Count how many lines contain "tetningsmiddelbeholderen" and reply with that number only.

Records supplied:
──────────
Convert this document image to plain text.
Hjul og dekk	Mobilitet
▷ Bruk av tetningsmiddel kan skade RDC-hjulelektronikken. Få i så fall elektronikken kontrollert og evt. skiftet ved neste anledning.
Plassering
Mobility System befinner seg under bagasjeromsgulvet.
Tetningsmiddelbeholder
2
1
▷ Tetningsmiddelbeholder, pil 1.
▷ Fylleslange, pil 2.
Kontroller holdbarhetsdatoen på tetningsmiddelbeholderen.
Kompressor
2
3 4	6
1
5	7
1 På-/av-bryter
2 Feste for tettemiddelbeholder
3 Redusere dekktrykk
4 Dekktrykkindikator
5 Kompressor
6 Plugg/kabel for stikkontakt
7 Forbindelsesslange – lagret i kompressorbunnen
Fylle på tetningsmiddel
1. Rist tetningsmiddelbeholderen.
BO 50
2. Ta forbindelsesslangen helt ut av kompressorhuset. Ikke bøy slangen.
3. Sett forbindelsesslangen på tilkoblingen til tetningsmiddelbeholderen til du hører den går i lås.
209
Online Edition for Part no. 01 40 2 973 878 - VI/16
──────────
Finished answer: 3